* **PROBLEM STATEMENT**:
Copy out word for word everything in the records from the line containing "folder-icon xyxy=(271,289,289,309)" down to the line containing "download-icon: ⬇ xyxy=(51,635,71,660)", including both of those lines.

== ROWS ==

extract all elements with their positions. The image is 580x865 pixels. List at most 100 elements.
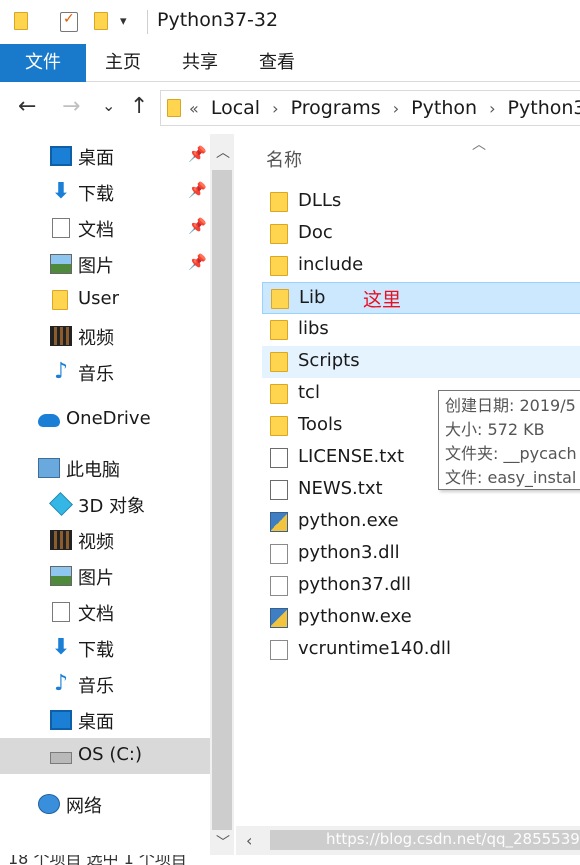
folder-icon xyxy=(271,289,289,309)
file-row-libs[interactable]: libs xyxy=(262,314,580,346)
sidebar-item-label: 视频 xyxy=(78,328,114,349)
tab-view[interactable]: 查看 xyxy=(240,44,314,82)
sidebar-item-os-drive[interactable]: OS (C:) xyxy=(0,738,210,774)
ribbon-tabs: 文件 主页 共享 查看 xyxy=(0,44,580,82)
download-icon: ⬇ xyxy=(51,635,71,660)
breadcrumb-python37[interactable]: Python37 xyxy=(508,97,580,119)
sidebar-item-network[interactable]: 网络 xyxy=(0,786,210,822)
column-header-name[interactable]: 名称 xyxy=(266,146,302,172)
breadcrumb-separator[interactable]: › xyxy=(393,99,399,118)
folder-icon xyxy=(14,12,28,30)
scroll-up-arrow[interactable]: ︿ xyxy=(216,142,230,162)
pin-icon[interactable]: 📌 xyxy=(188,181,207,199)
folder-icon xyxy=(270,256,288,276)
breadcrumb-local[interactable]: Local xyxy=(211,97,260,119)
properties-icon[interactable]: ✓ xyxy=(60,11,78,32)
file-list-pane: ︿ 名称 DLLs Doc include Lib 这里 libs Script… xyxy=(236,134,580,855)
pin-icon[interactable]: 📌 xyxy=(188,145,207,163)
file-row-python3-dll[interactable]: python3.dll xyxy=(262,538,580,570)
onedrive-icon xyxy=(38,414,60,427)
address-bar[interactable]: « Local › Programs › Python › Python37 xyxy=(160,90,580,126)
pin-icon[interactable]: 📌 xyxy=(188,253,207,271)
sidebar-item-desktop[interactable]: 桌面 xyxy=(0,702,210,738)
pin-icon[interactable]: 📌 xyxy=(188,217,207,235)
annotation-text: 这里 xyxy=(363,289,402,311)
scroll-down-arrow[interactable]: ﹀ xyxy=(216,832,230,852)
file-row-pythonw-exe[interactable]: pythonw.exe xyxy=(262,602,580,634)
sidebar-item-label: 音乐 xyxy=(78,364,114,385)
tab-share[interactable]: 共享 xyxy=(162,44,238,82)
navigation-pane: 桌面 📌 ⬇ 下载 📌 文档 📌 图片 📌 User 视频 ♪ 音乐 OneDr… xyxy=(0,134,236,855)
file-row-scripts[interactable]: Scripts xyxy=(262,346,580,378)
file-name: DLLs xyxy=(298,190,342,211)
forward-button[interactable]: → xyxy=(62,94,80,119)
sidebar-item-label: 桌面 xyxy=(78,148,114,169)
file-row-dlls[interactable]: DLLs xyxy=(262,186,580,218)
title-bar: ✓ ▾ Python37-32 xyxy=(0,0,580,44)
picture-icon xyxy=(50,566,72,586)
picture-icon xyxy=(50,254,72,274)
breadcrumb-separator[interactable]: › xyxy=(272,99,278,118)
status-text: 18 个项目 选中 1 个项目 xyxy=(8,855,187,865)
3d-objects-icon xyxy=(49,492,73,516)
customize-toolbar-icon[interactable]: ▾ xyxy=(120,14,127,29)
sidebar-item-pictures[interactable]: 图片 📌 xyxy=(0,246,210,282)
desktop-icon xyxy=(50,710,72,730)
file-name: Scripts xyxy=(298,350,360,371)
sidebar-item-label: OS (C:) xyxy=(78,744,142,765)
sidebar-item-downloads[interactable]: ⬇ 下载 xyxy=(0,630,210,666)
sidebar-item-label: 3D 对象 xyxy=(78,496,146,517)
file-row-lib[interactable]: Lib 这里 xyxy=(262,282,580,314)
horizontal-scrollbar[interactable]: ‹ https://blog.csdn.net/qq_28555399 xyxy=(236,826,580,856)
dll-file-icon xyxy=(270,640,288,660)
sidebar-item-label: 文档 xyxy=(78,220,114,241)
sidebar-item-documents[interactable]: 文档 xyxy=(0,594,210,630)
sidebar-item-label: 下载 xyxy=(78,640,114,661)
file-row-doc[interactable]: Doc xyxy=(262,218,580,250)
up-button[interactable]: ↑ xyxy=(130,94,148,119)
document-icon xyxy=(52,218,70,238)
sidebar-item-label: 音乐 xyxy=(78,676,114,697)
title-separator xyxy=(147,10,148,34)
file-row-python37-dll[interactable]: python37.dll xyxy=(262,570,580,602)
breadcrumb-programs[interactable]: Programs xyxy=(291,97,381,119)
file-row-include[interactable]: include xyxy=(262,250,580,282)
scrollbar-thumb[interactable] xyxy=(212,170,232,830)
sidebar-item-user[interactable]: User xyxy=(0,282,210,318)
sidebar-item-downloads[interactable]: ⬇ 下载 📌 xyxy=(0,174,210,210)
sidebar-scrollbar[interactable]: ︿ ﹀ xyxy=(210,134,234,855)
back-button[interactable]: ← xyxy=(18,94,36,119)
scroll-left-arrow[interactable]: ‹ xyxy=(246,831,252,850)
text-file-icon xyxy=(270,480,288,500)
file-row-python-exe[interactable]: python.exe xyxy=(262,506,580,538)
new-folder-icon[interactable] xyxy=(94,12,108,30)
sidebar-item-music[interactable]: ♪ 音乐 xyxy=(0,666,210,702)
breadcrumb-separator[interactable]: › xyxy=(489,99,495,118)
breadcrumb-python[interactable]: Python xyxy=(411,97,477,119)
video-icon xyxy=(50,530,72,550)
sidebar-item-label: 图片 xyxy=(78,568,114,589)
sidebar-item-pictures[interactable]: 图片 xyxy=(0,558,210,594)
folder-icon xyxy=(52,290,68,310)
sidebar-item-videos[interactable]: 视频 xyxy=(0,318,210,354)
python-app-icon xyxy=(270,512,288,532)
sidebar-item-desktop[interactable]: 桌面 📌 xyxy=(0,138,210,174)
recent-locations-button[interactable]: ⌄ xyxy=(102,96,115,115)
file-row-vcruntime-dll[interactable]: vcruntime140.dll xyxy=(262,634,580,666)
sidebar-item-documents[interactable]: 文档 📌 xyxy=(0,210,210,246)
sidebar-item-label: 下载 xyxy=(78,184,114,205)
breadcrumb-overflow[interactable]: « xyxy=(189,99,199,118)
sidebar-item-videos[interactable]: 视频 xyxy=(0,522,210,558)
tooltip-created-date: 创建日期: 2019/5 xyxy=(445,396,576,415)
tab-home[interactable]: 主页 xyxy=(86,44,160,82)
sidebar-item-music[interactable]: ♪ 音乐 xyxy=(0,354,210,390)
sidebar-item-this-pc[interactable]: 此电脑 xyxy=(0,450,210,486)
sidebar-item-onedrive[interactable]: OneDrive xyxy=(0,402,210,438)
tooltip-size: 大小: 572 KB xyxy=(445,420,545,439)
tab-file[interactable]: 文件 xyxy=(0,44,86,82)
sidebar-item-label: 此电脑 xyxy=(66,460,120,481)
sidebar-item-3d-objects[interactable]: 3D 对象 xyxy=(0,486,210,522)
sidebar-item-label: User xyxy=(78,288,120,309)
this-pc-icon xyxy=(38,458,60,478)
sidebar-item-label: 视频 xyxy=(78,532,114,553)
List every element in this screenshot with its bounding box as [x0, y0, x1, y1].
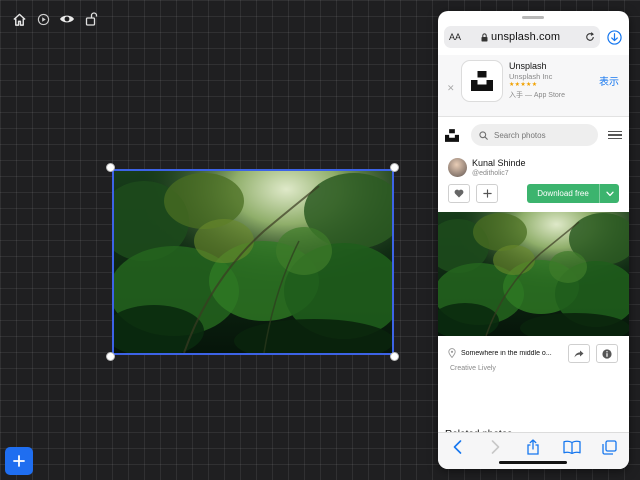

===

* **TASK RESPONSE**:
folder-icon xyxy=(271,289,289,309)
file-row-libs[interactable]: libs xyxy=(262,314,580,346)
sidebar-item-label: 视频 xyxy=(78,328,114,349)
tab-view[interactable]: 查看 xyxy=(240,44,314,82)
sidebar-item-os-drive[interactable]: OS (C:) xyxy=(0,738,210,774)
ribbon-tabs: 文件 主页 共享 查看 xyxy=(0,44,580,82)
download-icon: ⬇ xyxy=(51,635,71,660)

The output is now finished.